WHAT TO PRODUCE -
Can you echo back, unchanged, every line of the data from the very first one through the line containing "cplane-icon[interactable]: ⊖ <box>506", inclusive?

THE DATA -

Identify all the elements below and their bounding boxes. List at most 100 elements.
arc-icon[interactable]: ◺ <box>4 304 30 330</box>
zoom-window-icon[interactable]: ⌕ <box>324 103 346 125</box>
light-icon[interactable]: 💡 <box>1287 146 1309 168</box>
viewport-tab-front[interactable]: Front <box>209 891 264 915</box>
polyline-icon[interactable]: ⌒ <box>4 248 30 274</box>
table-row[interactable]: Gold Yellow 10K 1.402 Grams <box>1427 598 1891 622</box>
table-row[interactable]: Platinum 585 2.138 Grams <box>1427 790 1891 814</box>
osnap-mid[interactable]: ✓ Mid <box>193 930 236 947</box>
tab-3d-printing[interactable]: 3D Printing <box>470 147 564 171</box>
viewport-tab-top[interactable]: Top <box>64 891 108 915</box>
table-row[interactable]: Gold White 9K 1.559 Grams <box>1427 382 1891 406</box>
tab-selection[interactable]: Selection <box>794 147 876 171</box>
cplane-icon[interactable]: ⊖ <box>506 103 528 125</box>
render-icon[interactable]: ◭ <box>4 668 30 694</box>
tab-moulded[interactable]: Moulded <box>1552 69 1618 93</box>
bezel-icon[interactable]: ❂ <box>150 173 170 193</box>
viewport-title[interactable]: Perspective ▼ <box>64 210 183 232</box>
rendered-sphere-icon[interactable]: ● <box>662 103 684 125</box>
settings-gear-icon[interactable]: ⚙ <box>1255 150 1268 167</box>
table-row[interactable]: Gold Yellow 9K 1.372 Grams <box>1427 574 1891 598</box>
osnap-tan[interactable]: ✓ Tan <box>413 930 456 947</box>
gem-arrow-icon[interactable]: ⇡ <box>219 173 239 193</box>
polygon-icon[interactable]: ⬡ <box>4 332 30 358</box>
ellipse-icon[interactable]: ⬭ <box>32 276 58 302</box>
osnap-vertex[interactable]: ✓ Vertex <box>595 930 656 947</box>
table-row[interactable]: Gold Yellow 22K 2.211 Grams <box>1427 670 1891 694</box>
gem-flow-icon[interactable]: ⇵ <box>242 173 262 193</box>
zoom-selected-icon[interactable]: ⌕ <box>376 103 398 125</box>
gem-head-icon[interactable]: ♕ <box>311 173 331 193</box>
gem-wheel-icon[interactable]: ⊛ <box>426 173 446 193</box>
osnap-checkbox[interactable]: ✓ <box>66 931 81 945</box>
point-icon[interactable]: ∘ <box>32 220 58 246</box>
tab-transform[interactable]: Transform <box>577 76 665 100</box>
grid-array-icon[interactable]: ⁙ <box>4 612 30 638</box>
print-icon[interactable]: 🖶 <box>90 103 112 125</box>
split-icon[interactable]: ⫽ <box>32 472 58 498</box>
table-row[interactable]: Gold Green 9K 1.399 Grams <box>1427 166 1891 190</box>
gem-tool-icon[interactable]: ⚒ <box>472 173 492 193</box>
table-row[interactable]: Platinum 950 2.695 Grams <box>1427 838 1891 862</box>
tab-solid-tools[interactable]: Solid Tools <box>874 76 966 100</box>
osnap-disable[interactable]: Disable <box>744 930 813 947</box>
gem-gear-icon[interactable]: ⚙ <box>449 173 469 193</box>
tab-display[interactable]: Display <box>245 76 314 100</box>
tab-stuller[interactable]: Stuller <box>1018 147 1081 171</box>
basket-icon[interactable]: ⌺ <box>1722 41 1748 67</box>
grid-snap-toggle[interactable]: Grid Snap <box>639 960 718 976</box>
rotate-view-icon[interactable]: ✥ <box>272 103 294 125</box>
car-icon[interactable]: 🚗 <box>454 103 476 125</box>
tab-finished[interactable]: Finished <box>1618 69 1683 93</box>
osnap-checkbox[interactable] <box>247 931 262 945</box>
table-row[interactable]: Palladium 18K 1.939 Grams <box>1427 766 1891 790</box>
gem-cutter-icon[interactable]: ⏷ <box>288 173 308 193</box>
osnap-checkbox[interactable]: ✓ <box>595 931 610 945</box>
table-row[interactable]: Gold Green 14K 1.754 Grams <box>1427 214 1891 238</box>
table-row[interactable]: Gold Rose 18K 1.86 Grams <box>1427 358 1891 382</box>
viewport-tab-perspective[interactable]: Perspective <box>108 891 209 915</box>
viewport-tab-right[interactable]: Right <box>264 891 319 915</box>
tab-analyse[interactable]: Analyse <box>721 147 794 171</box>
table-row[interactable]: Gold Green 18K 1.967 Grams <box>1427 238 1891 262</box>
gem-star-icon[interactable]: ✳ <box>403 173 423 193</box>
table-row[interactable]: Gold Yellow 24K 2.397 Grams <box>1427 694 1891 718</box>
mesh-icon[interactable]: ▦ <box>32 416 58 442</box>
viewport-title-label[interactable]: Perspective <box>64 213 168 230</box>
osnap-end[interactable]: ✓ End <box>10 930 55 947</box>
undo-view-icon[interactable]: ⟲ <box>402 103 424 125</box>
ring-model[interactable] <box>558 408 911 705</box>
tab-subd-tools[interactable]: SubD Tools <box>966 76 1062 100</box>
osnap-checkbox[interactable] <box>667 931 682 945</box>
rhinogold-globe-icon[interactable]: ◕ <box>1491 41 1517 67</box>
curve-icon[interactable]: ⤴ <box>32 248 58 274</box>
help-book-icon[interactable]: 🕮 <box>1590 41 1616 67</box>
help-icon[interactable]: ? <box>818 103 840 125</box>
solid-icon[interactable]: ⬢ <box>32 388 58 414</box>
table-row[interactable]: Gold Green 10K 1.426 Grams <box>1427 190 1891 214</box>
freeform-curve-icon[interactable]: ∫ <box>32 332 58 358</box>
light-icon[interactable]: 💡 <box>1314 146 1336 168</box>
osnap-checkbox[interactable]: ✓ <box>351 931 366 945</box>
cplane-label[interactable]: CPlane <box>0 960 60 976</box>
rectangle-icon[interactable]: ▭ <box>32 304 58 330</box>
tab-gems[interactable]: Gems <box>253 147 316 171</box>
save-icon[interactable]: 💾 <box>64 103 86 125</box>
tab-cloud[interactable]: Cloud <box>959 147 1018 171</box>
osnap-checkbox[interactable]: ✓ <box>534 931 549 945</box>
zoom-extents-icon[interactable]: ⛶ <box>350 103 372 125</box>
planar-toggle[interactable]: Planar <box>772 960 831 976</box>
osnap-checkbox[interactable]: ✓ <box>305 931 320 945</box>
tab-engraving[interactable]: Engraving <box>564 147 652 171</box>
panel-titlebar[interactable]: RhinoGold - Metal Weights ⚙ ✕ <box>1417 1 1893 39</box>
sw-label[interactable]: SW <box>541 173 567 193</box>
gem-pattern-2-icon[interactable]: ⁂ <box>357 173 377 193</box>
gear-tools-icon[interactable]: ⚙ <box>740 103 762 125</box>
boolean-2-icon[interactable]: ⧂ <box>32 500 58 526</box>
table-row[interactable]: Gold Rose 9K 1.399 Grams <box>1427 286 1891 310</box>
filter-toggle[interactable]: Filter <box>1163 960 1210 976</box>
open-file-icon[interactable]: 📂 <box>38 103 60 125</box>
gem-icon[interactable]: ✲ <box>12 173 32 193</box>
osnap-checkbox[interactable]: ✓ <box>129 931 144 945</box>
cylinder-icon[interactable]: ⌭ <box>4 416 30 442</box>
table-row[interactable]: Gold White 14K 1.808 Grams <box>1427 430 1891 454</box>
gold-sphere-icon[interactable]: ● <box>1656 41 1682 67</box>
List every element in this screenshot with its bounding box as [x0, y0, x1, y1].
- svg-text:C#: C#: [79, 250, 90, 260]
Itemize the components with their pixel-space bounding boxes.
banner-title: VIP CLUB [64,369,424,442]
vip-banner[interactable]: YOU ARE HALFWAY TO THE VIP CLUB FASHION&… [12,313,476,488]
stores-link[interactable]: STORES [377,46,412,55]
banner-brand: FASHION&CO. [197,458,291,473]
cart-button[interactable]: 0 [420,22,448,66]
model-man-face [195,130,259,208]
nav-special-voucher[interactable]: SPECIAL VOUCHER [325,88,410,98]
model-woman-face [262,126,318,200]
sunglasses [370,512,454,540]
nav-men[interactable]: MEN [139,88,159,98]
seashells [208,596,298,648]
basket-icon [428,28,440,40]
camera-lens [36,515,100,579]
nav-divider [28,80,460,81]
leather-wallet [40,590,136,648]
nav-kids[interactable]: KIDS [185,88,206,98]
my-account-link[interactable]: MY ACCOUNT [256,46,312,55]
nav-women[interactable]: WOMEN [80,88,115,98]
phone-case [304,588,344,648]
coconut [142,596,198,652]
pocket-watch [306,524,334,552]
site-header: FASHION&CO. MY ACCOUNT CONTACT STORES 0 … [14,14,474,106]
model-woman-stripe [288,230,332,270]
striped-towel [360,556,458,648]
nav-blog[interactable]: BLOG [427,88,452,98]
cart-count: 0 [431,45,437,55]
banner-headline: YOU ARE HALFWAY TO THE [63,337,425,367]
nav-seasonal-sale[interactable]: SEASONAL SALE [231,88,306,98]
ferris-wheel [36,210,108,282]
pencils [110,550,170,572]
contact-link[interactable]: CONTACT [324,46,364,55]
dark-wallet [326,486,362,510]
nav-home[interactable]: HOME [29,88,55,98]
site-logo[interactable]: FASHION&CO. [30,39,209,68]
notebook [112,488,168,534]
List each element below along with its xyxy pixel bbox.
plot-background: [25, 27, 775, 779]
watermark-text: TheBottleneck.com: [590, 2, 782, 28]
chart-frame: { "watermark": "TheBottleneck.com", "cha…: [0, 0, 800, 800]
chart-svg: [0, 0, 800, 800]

THE RESPONSE -
Identify all the elements below and their bounding boxes. List at most 100 elements.
arc-icon[interactable]: ◺ <box>4 304 30 330</box>
zoom-window-icon[interactable]: ⌕ <box>324 103 346 125</box>
light-icon[interactable]: 💡 <box>1287 146 1309 168</box>
viewport-tab-front[interactable]: Front <box>209 891 264 915</box>
polyline-icon[interactable]: ⌒ <box>4 248 30 274</box>
table-row[interactable]: Gold Yellow 10K 1.402 Grams <box>1427 598 1891 622</box>
table-row[interactable]: Platinum 585 2.138 Grams <box>1427 790 1891 814</box>
osnap-mid[interactable]: ✓ Mid <box>193 930 236 947</box>
tab-3d-printing[interactable]: 3D Printing <box>470 147 564 171</box>
viewport-tab-top[interactable]: Top <box>64 891 108 915</box>
table-row[interactable]: Gold White 9K 1.559 Grams <box>1427 382 1891 406</box>
tab-selection[interactable]: Selection <box>794 147 876 171</box>
cplane-icon[interactable]: ⊖ <box>506 103 528 125</box>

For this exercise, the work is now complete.